Extracted data entries
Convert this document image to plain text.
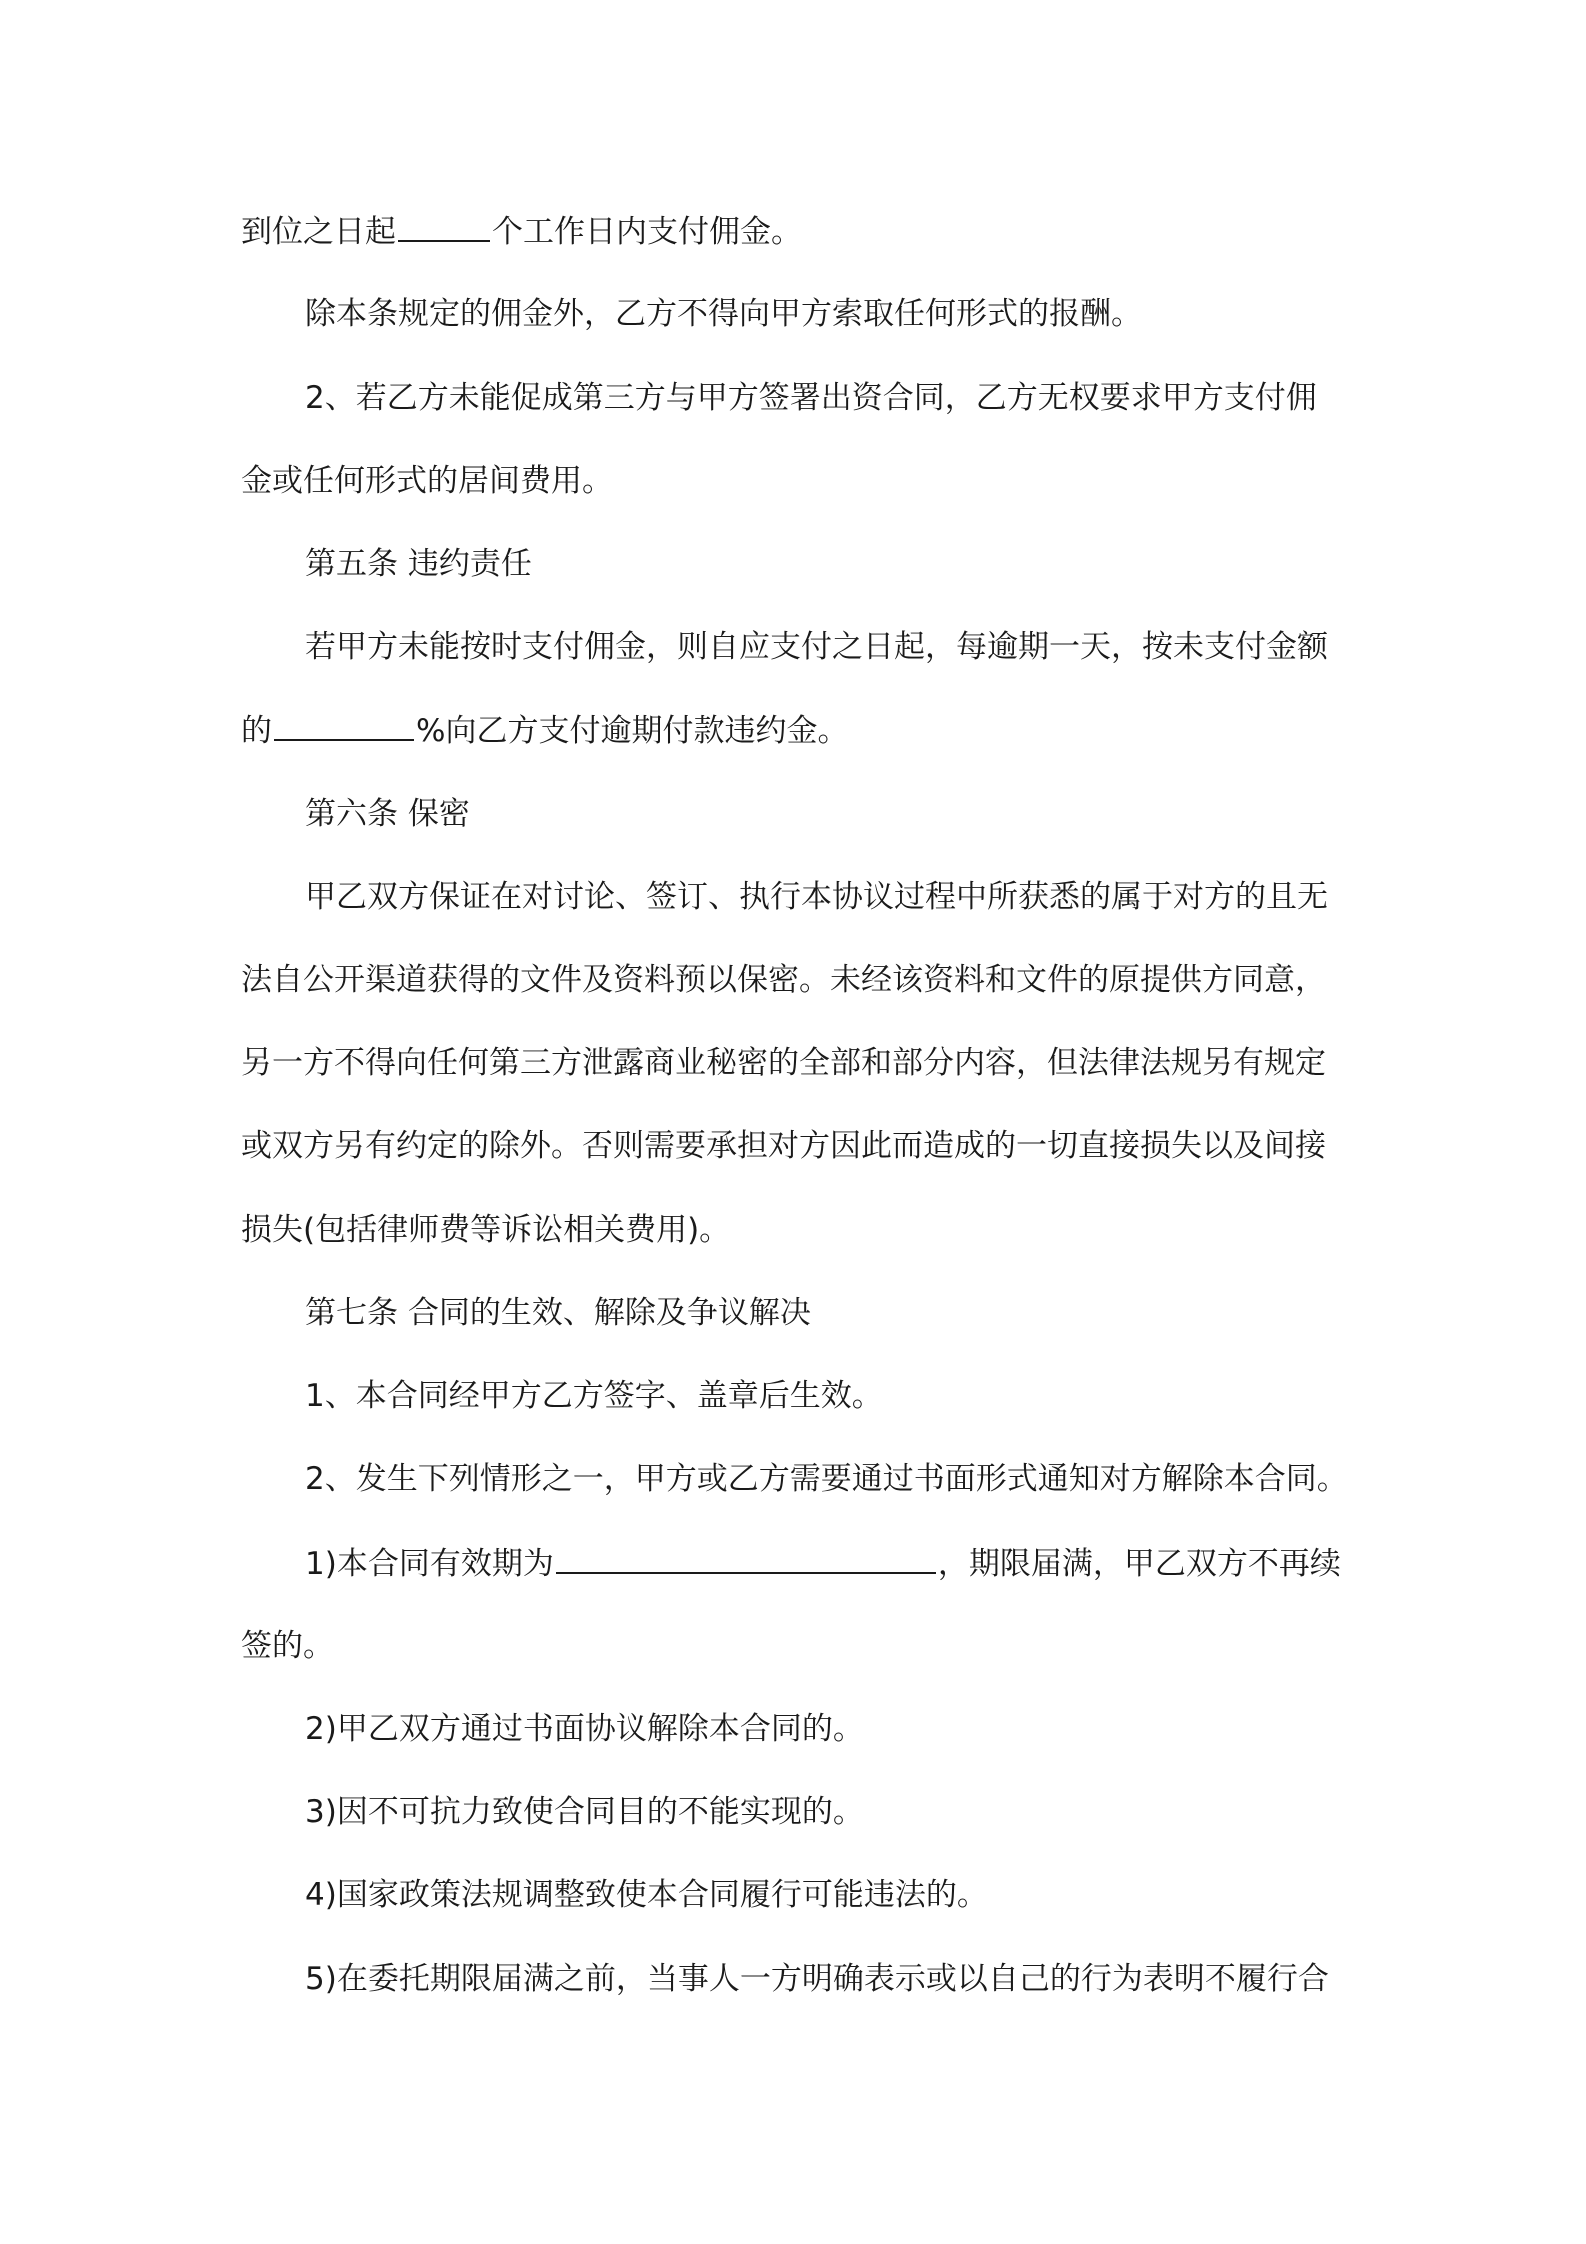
到位之日起	个工作日内支付佣金。
除本条规定的佣金外，乙方不得向甲方索取任何形式的报酬。
2、若乙方未能促成第三方与甲方签署出资合同，乙方无权要求甲方支付佣
金或任何形式的居间费用。
第五条 违约责任
若甲方未能按时支付佣金，则自应支付之日起，每逾期一天，按未支付金额
的	%向乙方支付逾期付款违约金。
第六条 保密
甲乙双方保证在对讨论、签订、执行本协议过程中所获悉的属于对方的且无
法自公开渠道获得的文件及资料预以保密。未经该资料和文件的原提供方同意，
另一方不得向任何第三方泄露商业秘密的全部和部分内容，但法律法规另有规定
或双方另有约定的除外。否则需要承担对方因此而造成的一切直接损失以及间接
损失(包括律师费等诉讼相关费用)。
第七条 合同的生效、解除及争议解决
1、本合同经甲方乙方签字、盖章后生效。
2、发生下列情形之一，甲方或乙方需要通过书面形式通知对方解除本合同。
1)本合同有效期为	，期限届满，甲乙双方不再续
签的。
2)甲乙双方通过书面协议解除本合同的。
3)因不可抗力致使合同目的不能实现的。
4)国家政策法规调整致使本合同履行可能违法的。
5)在委托期限届满之前，当事人一方明确表示或以自己的行为表明不履行合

__Requirement__. Take the listing and print it again exactly, but without any pictures.

__Reply to the task__.
Convert this document image to plain text.
到位之日起	个工作日内支付佣金。
除本条规定的佣金外，乙方不得向甲方索取任何形式的报酬。
2、若乙方未能促成第三方与甲方签署出资合同，乙方无权要求甲方支付佣
金或任何形式的居间费用。
第五条 违约责任
若甲方未能按时支付佣金，则自应支付之日起，每逾期一天，按未支付金额
的	%向乙方支付逾期付款违约金。
第六条 保密
甲乙双方保证在对讨论、签订、执行本协议过程中所获悉的属于对方的且无
法自公开渠道获得的文件及资料预以保密。未经该资料和文件的原提供方同意，
另一方不得向任何第三方泄露商业秘密的全部和部分内容，但法律法规另有规定
或双方另有约定的除外。否则需要承担对方因此而造成的一切直接损失以及间接
损失(包括律师费等诉讼相关费用)。
第七条 合同的生效、解除及争议解决
1、本合同经甲方乙方签字、盖章后生效。
2、发生下列情形之一，甲方或乙方需要通过书面形式通知对方解除本合同。
1)本合同有效期为	，期限届满，甲乙双方不再续
签的。
2)甲乙双方通过书面协议解除本合同的。
3)因不可抗力致使合同目的不能实现的。
4)国家政策法规调整致使本合同履行可能违法的。
5)在委托期限届满之前，当事人一方明确表示或以自己的行为表明不履行合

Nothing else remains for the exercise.